* begin DATA TO USE *
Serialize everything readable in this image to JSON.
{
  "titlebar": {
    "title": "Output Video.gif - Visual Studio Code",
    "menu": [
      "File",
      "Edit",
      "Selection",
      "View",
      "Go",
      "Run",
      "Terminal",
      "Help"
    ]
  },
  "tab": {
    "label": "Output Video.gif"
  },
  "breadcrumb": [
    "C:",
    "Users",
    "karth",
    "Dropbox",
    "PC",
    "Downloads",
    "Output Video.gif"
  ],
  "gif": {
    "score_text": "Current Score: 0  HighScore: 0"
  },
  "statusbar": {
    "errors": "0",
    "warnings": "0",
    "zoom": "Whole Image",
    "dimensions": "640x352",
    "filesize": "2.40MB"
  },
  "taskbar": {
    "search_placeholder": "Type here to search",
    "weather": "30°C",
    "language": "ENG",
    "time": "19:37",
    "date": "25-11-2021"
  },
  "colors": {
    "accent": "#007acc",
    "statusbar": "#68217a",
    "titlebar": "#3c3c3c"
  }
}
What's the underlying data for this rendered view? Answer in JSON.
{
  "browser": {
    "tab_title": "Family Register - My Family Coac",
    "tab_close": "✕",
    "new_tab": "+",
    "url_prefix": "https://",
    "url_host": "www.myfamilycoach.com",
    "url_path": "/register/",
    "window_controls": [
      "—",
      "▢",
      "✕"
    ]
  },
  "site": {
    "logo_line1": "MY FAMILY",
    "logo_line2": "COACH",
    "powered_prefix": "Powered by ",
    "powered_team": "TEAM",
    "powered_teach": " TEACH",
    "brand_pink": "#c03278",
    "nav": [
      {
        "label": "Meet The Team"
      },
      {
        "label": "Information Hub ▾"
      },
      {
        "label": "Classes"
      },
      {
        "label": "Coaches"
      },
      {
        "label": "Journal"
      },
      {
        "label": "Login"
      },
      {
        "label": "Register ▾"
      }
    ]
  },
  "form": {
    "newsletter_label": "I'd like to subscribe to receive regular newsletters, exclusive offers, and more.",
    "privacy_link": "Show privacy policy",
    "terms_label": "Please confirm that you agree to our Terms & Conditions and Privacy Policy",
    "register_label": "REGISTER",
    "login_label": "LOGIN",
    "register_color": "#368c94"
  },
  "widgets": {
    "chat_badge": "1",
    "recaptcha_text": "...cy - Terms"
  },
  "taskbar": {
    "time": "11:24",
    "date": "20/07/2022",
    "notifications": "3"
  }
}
* end DATA TO USE *
STATED GOAL - Show every line in the entries where the string "this" occurs.

ANSWER BELOW -
Serialize everything readable in this image to JSON.
What's the underlying data for this rendered view? Answer in JSON.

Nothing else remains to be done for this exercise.